# CHALLENGE:
Each record needs to be echoed exactly; can you do that?

▼

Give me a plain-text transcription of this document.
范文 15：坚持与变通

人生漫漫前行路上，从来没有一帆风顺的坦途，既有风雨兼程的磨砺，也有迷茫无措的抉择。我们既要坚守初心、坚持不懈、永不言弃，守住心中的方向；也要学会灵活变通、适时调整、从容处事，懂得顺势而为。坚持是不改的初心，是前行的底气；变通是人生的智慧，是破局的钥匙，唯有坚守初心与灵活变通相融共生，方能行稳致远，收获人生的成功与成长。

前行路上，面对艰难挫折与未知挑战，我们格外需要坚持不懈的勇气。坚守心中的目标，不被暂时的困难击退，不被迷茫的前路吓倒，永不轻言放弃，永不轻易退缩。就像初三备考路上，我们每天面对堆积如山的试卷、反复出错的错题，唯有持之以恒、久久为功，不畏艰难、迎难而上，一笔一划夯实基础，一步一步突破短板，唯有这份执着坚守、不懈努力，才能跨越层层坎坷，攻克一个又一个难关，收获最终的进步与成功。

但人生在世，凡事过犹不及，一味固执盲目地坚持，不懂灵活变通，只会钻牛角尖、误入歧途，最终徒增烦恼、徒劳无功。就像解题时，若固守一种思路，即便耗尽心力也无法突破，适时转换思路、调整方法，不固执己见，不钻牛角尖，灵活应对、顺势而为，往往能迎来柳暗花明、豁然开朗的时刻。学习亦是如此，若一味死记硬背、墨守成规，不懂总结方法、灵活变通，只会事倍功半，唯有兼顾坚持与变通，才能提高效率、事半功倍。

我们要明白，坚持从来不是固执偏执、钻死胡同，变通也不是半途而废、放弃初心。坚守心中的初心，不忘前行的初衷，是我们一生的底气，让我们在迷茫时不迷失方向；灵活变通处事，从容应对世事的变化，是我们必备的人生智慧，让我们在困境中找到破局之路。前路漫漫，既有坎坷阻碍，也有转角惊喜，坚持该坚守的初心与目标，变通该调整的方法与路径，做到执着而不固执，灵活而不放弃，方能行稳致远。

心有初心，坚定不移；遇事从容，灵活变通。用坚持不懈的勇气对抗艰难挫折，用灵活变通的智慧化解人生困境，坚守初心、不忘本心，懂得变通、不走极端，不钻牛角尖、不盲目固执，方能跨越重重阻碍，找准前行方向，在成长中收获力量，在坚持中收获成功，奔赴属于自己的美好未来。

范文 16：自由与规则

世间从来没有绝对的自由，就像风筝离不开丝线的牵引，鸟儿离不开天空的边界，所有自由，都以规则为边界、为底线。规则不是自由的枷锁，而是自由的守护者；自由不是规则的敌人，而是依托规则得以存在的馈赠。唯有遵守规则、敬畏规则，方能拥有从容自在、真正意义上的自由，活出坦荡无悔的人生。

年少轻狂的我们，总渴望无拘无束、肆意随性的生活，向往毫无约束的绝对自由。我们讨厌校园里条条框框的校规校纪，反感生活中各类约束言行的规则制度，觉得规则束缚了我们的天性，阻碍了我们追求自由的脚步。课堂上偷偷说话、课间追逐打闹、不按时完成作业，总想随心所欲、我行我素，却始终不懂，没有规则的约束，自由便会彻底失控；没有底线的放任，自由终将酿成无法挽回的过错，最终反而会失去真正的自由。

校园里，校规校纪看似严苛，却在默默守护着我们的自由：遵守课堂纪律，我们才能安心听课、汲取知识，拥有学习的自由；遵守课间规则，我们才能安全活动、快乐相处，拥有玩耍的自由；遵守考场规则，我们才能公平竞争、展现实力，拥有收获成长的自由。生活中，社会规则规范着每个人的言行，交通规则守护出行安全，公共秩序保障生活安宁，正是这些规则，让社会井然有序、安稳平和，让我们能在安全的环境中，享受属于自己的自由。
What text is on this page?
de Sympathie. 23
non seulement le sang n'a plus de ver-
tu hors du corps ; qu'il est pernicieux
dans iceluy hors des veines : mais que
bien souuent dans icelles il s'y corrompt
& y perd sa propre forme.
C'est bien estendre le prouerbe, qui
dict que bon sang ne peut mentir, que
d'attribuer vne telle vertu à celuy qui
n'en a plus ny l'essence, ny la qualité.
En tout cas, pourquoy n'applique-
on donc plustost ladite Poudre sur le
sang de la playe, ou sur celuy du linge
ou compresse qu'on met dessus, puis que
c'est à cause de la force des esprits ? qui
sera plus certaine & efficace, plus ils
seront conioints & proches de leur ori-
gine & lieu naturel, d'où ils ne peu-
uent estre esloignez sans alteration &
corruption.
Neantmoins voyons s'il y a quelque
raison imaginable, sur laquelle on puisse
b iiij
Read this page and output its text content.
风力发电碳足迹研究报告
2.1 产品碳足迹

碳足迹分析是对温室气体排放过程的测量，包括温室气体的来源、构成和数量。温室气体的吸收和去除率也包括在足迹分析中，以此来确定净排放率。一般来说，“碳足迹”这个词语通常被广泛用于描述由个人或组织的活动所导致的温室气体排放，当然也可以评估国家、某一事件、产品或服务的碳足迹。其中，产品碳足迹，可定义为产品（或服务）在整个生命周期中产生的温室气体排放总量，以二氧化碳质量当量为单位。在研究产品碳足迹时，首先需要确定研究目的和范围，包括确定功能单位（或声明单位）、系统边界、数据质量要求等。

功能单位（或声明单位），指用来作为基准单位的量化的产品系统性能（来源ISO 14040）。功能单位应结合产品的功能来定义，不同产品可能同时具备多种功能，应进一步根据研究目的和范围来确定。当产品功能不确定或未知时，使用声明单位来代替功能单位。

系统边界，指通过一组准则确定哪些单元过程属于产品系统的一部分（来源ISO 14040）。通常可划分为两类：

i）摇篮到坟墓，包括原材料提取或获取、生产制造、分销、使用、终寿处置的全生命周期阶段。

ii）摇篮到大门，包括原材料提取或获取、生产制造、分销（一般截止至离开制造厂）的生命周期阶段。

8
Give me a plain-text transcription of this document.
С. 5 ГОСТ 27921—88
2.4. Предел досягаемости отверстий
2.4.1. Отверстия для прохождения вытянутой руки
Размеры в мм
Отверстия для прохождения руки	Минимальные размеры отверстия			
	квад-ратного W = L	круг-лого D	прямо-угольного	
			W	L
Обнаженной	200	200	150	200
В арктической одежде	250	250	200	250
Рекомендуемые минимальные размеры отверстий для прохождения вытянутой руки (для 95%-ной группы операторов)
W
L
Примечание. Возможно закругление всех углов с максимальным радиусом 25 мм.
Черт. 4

▲

# TASK RESULT:
Give me a plain-text transcription of this document.
范文 15：坚持与变通

人生漫漫前行路上，从来没有一帆风顺的坦途，既有风雨兼程的磨砺，也有迷茫无措的抉择。我们既要坚守初心、坚持不懈、永不言弃，守住心中的方向；也要学会灵活变通、适时调整、从容处事，懂得顺势而为。坚持是不改的初心，是前行的底气；变通是人生的智慧，是破局的钥匙，唯有坚守初心与灵活变通相融共生，方能行稳致远，收获人生的成功与成长。

前行路上，面对艰难挫折与未知挑战，我们格外需要坚持不懈的勇气。坚守心中的目标，不被暂时的困难击退，不被迷茫的前路吓倒，永不轻言放弃，永不轻易退缩。就像初三备考路上，我们每天面对堆积如山的试卷、反复出错的错题，唯有持之以恒、久久为功，不畏艰难、迎难而上，一笔一划夯实基础，一步一步突破短板，唯有这份执着坚守、不懈努力，才能跨越层层坎坷，攻克一个又一个难关，收获最终的进步与成功。

但人生在世，凡事过犹不及，一味固执盲目地坚持，不懂灵活变通，只会钻牛角尖、误入歧途，最终徒增烦恼、徒劳无功。就像解题时，若固守一种思路，即便耗尽心力也无法突破，适时转换思路、调整方法，不固执己见，不钻牛角尖，灵活应对、顺势而为，往往能迎来柳暗花明、豁然开朗的时刻。学习亦是如此，若一味死记硬背、墨守成规，不懂总结方法、灵活变通，只会事倍功半，唯有兼顾坚持与变通，才能提高效率、事半功倍。

我们要明白，坚持从来不是固执偏执、钻死胡同，变通也不是半途而废、放弃初心。坚守心中的初心，不忘前行的初衷，是我们一生的底气，让我们在迷茫时不迷失方向；灵活变通处事，从容应对世事的变化，是我们必备的人生智慧，让我们在困境中找到破局之路。前路漫漫，既有坎坷阻碍，也有转角惊喜，坚持该坚守的初心与目标，变通该调整的方法与路径，做到执着而不固执，灵活而不放弃，方能行稳致远。

心有初心，坚定不移；遇事从容，灵活变通。用坚持不懈的勇气对抗艰难挫折，用灵活变通的智慧化解人生困境，坚守初心、不忘本心，懂得变通、不走极端，不钻牛角尖、不盲目固执，方能跨越重重阻碍，找准前行方向，在成长中收获力量，在坚持中收获成功，奔赴属于自己的美好未来。

范文 16：自由与规则

世间从来没有绝对的自由，就像风筝离不开丝线的牵引，鸟儿离不开天空的边界，所有自由，都以规则为边界、为底线。规则不是自由的枷锁，而是自由的守护者；自由不是规则的敌人，而是依托规则得以存在的馈赠。唯有遵守规则、敬畏规则，方能拥有从容自在、真正意义上的自由，活出坦荡无悔的人生。

年少轻狂的我们，总渴望无拘无束、肆意随性的生活，向往毫无约束的绝对自由。我们讨厌校园里条条框框的校规校纪，反感生活中各类约束言行的规则制度，觉得规则束缚了我们的天性，阻碍了我们追求自由的脚步。课堂上偷偷说话、课间追逐打闹、不按时完成作业，总想随心所欲、我行我素，却始终不懂，没有规则的约束，自由便会彻底失控；没有底线的放任，自由终将酿成无法挽回的过错，最终反而会失去真正的自由。

校园里，校规校纪看似严苛，却在默默守护着我们的自由：遵守课堂纪律，我们才能安心听课、汲取知识，拥有学习的自由；遵守课间规则，我们才能安全活动、快乐相处，拥有玩耍的自由；遵守考场规则，我们才能公平竞争、展现实力，拥有收获成长的自由。生活中，社会规则规范着每个人的言行，交通规则守护出行安全，公共秩序保障生活安宁，正是这些规则，让社会井然有序、安稳平和，让我们能在安全的环境中，享受属于自己的自由。
What text is on this page?
de Sympathie. 23
non seulement le sang n'a plus de ver-
tu hors du corps ; qu'il est pernicieux
dans iceluy hors des veines : mais que
bien souuent dans icelles il s'y corrompt
& y perd sa propre forme.
C'est bien estendre le prouerbe, qui
dict que bon sang ne peut mentir, que
d'attribuer vne telle vertu à celuy qui
n'en a plus ny l'essence, ny la qualité.
En tout cas, pourquoy n'applique-
on donc plustost ladite Poudre sur le
sang de la playe, ou sur celuy du linge
ou compresse qu'on met dessus, puis que
c'est à cause de la force des esprits ? qui
sera plus certaine & efficace, plus ils
seront conioints & proches de leur ori-
gine & lieu naturel, d'où ils ne peu-
uent estre esloignez sans alteration &
corruption.
Neantmoins voyons s'il y a quelque
raison imaginable, sur laquelle on puisse
b iiij
Read this page and output its text content.
风力发电碳足迹研究报告
2.1 产品碳足迹

碳足迹分析是对温室气体排放过程的测量，包括温室气体的来源、构成和数量。温室气体的吸收和去除率也包括在足迹分析中，以此来确定净排放率。一般来说，“碳足迹”这个词语通常被广泛用于描述由个人或组织的活动所导致的温室气体排放，当然也可以评估国家、某一事件、产品或服务的碳足迹。其中，产品碳足迹，可定义为产品（或服务）在整个生命周期中产生的温室气体排放总量，以二氧化碳质量当量为单位。在研究产品碳足迹时，首先需要确定研究目的和范围，包括确定功能单位（或声明单位）、系统边界、数据质量要求等。

功能单位（或声明单位），指用来作为基准单位的量化的产品系统性能（来源ISO 14040）。功能单位应结合产品的功能来定义，不同产品可能同时具备多种功能，应进一步根据研究目的和范围来确定。当产品功能不确定或未知时，使用声明单位来代替功能单位。

系统边界，指通过一组准则确定哪些单元过程属于产品系统的一部分（来源ISO 14040）。通常可划分为两类：

i）摇篮到坟墓，包括原材料提取或获取、生产制造、分销、使用、终寿处置的全生命周期阶段。

ii）摇篮到大门，包括原材料提取或获取、生产制造、分销（一般截止至离开制造厂）的生命周期阶段。

8
Give me a plain-text transcription of this document.
С. 5 ГОСТ 27921—88
2.4. Предел досягаемости отверстий
2.4.1. Отверстия для прохождения вытянутой руки
Размеры в мм
Отверстия для прохождения руки	Минимальные размеры отверстия			
	квад-ратного W = L	круг-лого D	прямо-угольного	
			W	L
Обнаженной	200	200	150	200
В арктической одежде	250	250	200	250
Рекомендуемые минимальные размеры отверстий для прохождения вытянутой руки (для 95%-ной группы операторов)
W
L
Примечание. Возможно закругление всех углов с максимальным радиусом 25 мм.
Черт. 4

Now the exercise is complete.